WHAT YOU NEED TO DO —
In the entries below, find every line holding the string "xxxxxx" and collect it.

EXTRACTED MATERIAL —

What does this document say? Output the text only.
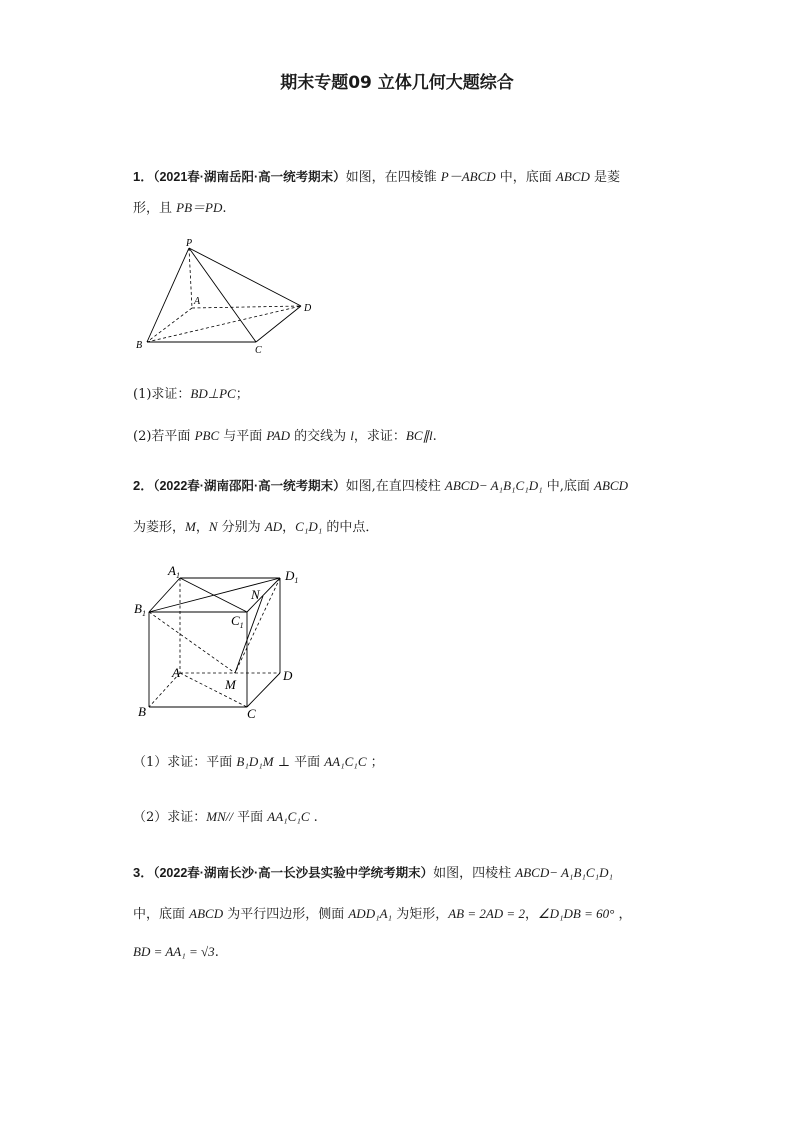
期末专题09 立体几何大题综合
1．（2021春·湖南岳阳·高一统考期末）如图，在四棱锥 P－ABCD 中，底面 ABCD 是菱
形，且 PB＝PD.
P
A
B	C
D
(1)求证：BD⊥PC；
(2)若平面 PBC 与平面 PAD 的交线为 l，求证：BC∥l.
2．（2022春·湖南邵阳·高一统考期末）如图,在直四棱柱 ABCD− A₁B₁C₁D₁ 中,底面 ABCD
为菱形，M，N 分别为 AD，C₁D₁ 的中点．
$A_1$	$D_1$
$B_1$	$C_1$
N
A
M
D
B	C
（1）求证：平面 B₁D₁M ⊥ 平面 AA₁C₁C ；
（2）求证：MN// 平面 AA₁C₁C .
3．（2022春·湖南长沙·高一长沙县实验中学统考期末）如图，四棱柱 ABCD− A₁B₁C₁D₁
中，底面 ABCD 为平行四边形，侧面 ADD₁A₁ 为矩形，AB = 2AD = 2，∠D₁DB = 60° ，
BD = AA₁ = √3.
...
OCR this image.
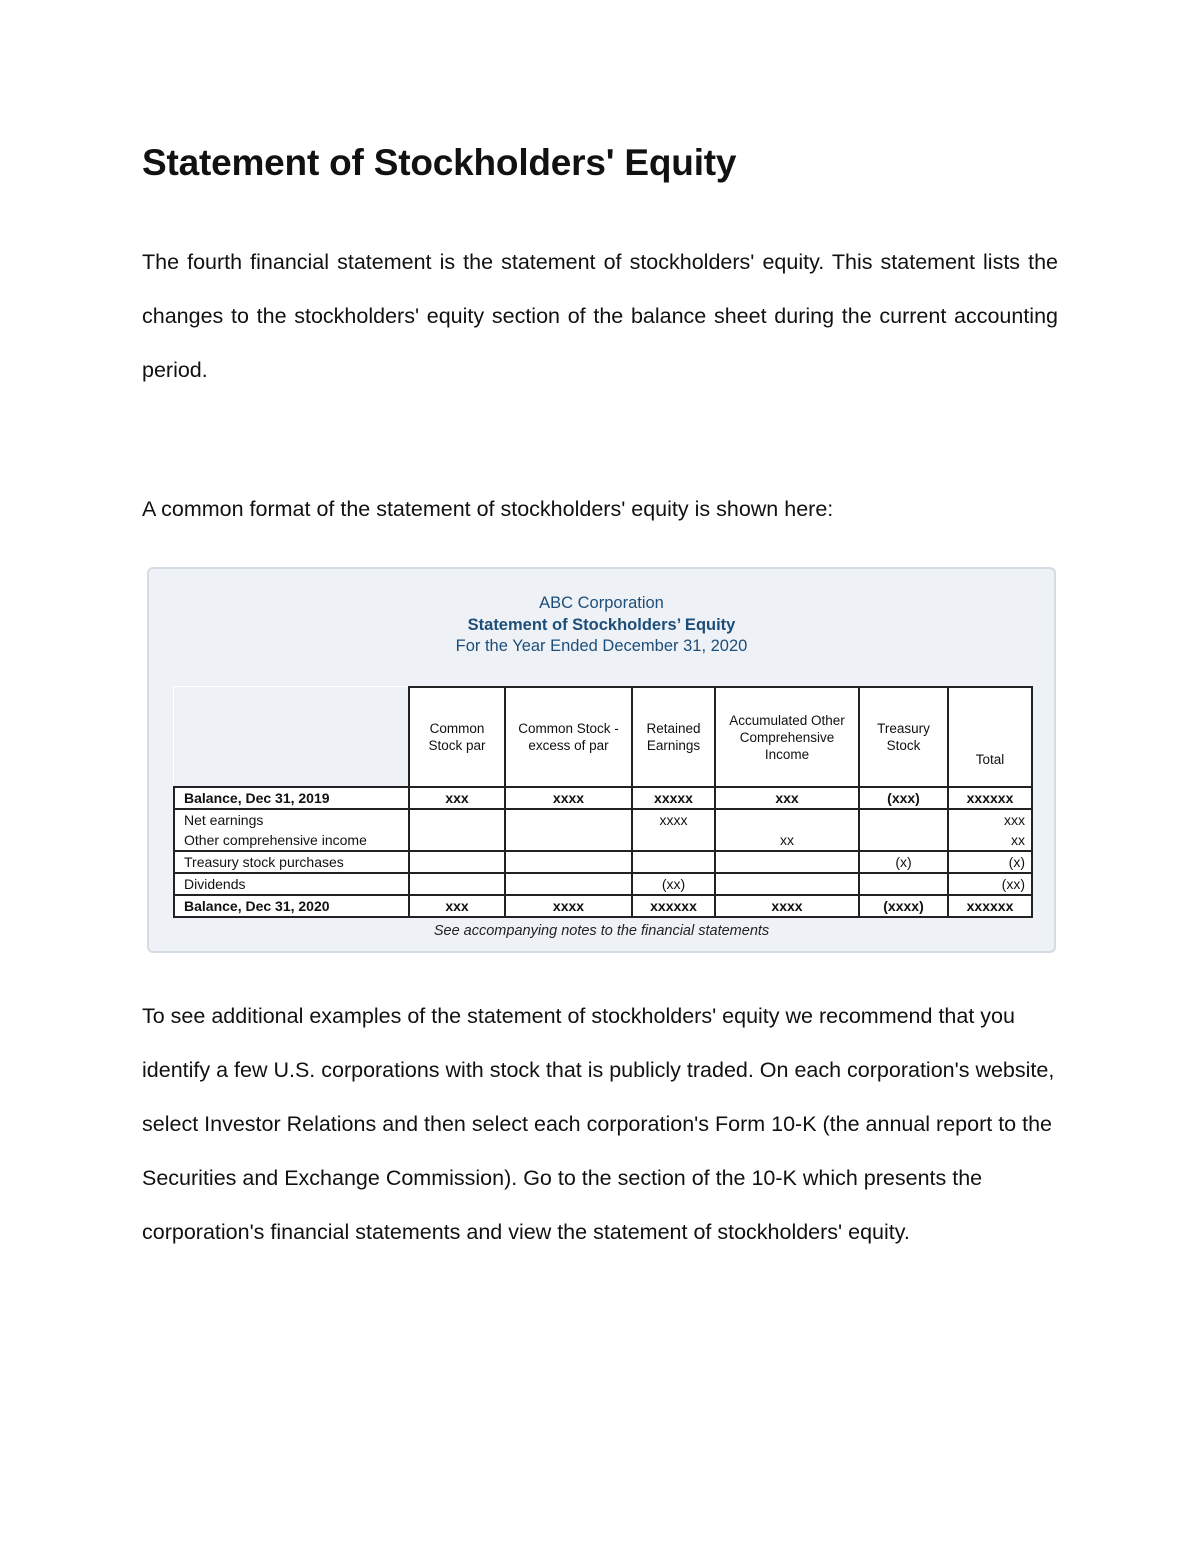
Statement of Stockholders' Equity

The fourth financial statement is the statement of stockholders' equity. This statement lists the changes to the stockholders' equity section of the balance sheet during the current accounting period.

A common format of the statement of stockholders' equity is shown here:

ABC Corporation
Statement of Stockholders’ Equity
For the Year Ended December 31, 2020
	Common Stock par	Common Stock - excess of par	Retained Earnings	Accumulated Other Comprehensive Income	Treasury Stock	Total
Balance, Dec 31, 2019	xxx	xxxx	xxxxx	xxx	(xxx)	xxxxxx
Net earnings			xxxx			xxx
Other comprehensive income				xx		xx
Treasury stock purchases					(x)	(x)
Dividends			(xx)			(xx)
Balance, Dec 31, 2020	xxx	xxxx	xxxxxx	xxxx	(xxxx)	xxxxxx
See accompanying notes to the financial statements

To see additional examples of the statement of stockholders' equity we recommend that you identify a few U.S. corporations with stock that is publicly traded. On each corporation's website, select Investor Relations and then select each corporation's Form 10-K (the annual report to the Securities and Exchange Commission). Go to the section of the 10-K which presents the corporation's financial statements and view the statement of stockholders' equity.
==
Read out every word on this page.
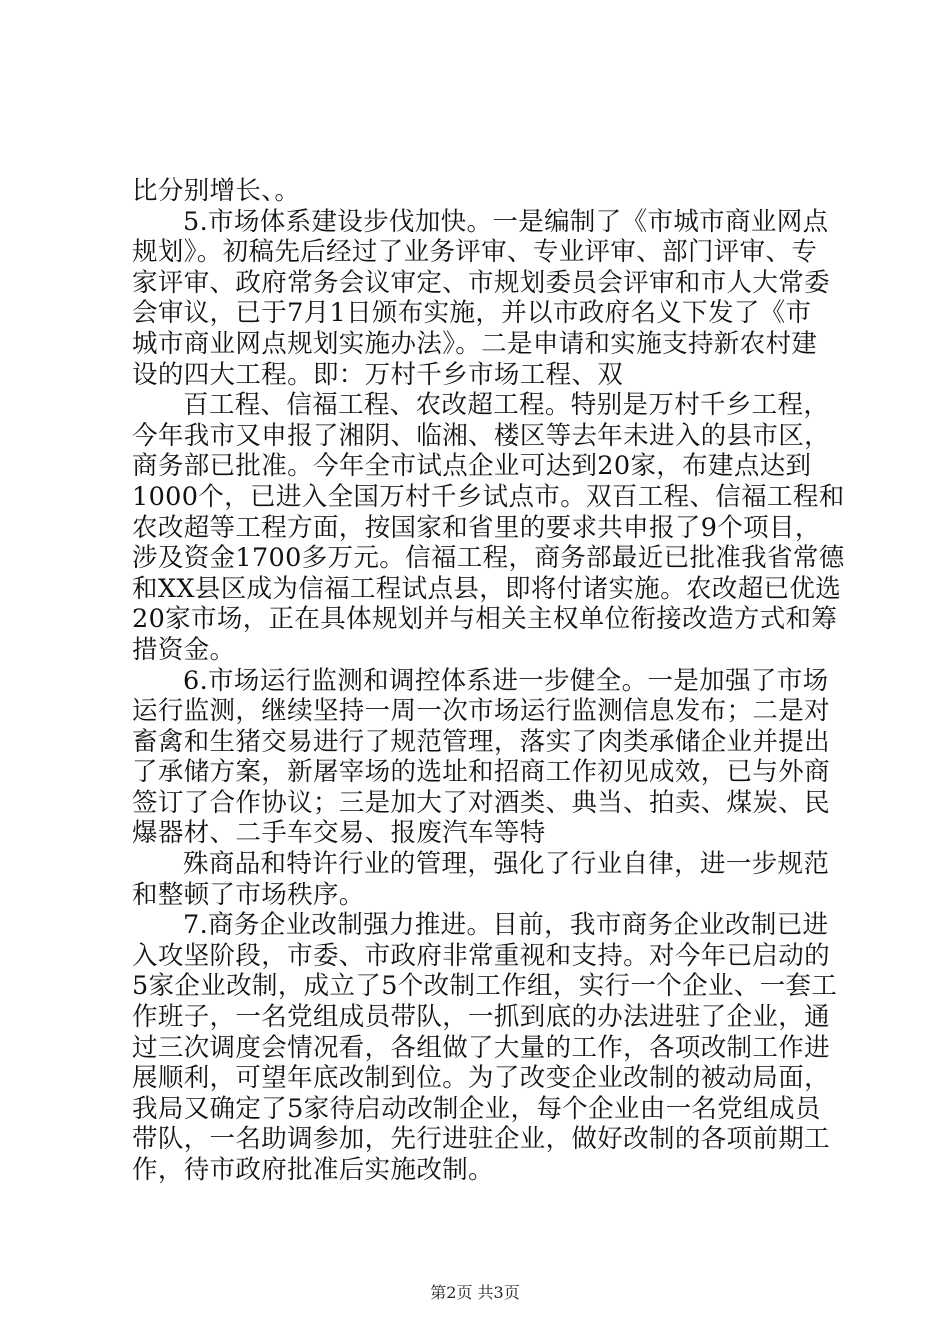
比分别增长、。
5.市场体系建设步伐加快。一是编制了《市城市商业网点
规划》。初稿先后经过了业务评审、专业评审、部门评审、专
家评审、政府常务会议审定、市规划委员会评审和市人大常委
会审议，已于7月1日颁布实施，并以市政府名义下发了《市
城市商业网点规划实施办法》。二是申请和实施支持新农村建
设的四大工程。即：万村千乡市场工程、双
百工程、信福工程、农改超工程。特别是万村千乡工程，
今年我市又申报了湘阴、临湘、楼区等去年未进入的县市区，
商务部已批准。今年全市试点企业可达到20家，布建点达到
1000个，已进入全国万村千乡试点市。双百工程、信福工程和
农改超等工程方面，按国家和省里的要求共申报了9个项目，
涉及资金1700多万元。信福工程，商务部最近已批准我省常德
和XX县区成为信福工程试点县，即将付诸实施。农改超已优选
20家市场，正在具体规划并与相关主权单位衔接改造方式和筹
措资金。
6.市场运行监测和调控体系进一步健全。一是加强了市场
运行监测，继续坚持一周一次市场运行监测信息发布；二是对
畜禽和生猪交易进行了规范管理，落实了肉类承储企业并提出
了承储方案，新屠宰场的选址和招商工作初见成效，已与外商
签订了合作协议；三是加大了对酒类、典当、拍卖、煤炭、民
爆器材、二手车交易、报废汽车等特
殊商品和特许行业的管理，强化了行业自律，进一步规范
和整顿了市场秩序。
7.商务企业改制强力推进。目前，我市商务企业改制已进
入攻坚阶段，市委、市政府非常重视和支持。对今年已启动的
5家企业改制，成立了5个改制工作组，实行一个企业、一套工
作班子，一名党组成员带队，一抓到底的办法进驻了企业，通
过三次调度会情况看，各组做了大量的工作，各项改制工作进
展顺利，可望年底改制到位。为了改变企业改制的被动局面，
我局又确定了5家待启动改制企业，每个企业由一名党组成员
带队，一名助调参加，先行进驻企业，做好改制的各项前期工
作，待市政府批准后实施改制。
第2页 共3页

ANSWER TO THIS PROBLEM —
Balance, Dec 31, 2019	xxx	xxxx	xxxxx	xxx	(xxx)	xxxxxx
Balance, Dec 31, 2020	xxx	xxxx	xxxxxx	xxxx	(xxxx)	xxxxxx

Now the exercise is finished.